Output every entry exactly as given.
___ Exercise inputs
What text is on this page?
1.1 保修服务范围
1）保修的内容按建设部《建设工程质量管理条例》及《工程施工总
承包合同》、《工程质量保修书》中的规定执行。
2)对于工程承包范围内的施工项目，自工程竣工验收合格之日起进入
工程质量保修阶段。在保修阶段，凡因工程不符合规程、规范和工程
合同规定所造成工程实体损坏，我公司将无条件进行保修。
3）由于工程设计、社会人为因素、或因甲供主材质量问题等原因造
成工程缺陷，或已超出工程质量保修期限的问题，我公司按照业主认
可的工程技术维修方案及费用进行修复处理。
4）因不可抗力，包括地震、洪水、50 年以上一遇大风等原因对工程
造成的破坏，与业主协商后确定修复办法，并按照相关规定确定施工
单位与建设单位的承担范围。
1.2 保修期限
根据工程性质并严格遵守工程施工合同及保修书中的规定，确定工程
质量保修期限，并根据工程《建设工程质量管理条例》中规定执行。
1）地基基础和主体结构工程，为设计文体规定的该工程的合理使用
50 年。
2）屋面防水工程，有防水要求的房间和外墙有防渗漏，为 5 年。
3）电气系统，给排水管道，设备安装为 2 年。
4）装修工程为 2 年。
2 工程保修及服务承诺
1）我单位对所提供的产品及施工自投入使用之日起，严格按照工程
______
Written reply:
What text is on this page?
1.1 保修服务范围
1）保修的内容按建设部《建设工程质量管理条例》及《工程施工总
承包合同》、《工程质量保修书》中的规定执行。
2)对于工程承包范围内的施工项目，自工程竣工验收合格之日起进入
工程质量保修阶段。在保修阶段，凡因工程不符合规程、规范和工程
合同规定所造成工程实体损坏，我公司将无条件进行保修。
3）由于工程设计、社会人为因素、或因甲供主材质量问题等原因造
成工程缺陷，或已超出工程质量保修期限的问题，我公司按照业主认
可的工程技术维修方案及费用进行修复处理。
4）因不可抗力，包括地震、洪水、50 年以上一遇大风等原因对工程
造成的破坏，与业主协商后确定修复办法，并按照相关规定确定施工
单位与建设单位的承担范围。
1.2 保修期限
根据工程性质并严格遵守工程施工合同及保修书中的规定，确定工程
质量保修期限，并根据工程《建设工程质量管理条例》中规定执行。
1）地基基础和主体结构工程，为设计文体规定的该工程的合理使用
50 年。
2）屋面防水工程，有防水要求的房间和外墙有防渗漏，为 5 年。
3）电气系统，给排水管道，设备安装为 2 年。
4）装修工程为 2 年。
2 工程保修及服务承诺
1）我单位对所提供的产品及施工自投入使用之日起，严格按照工程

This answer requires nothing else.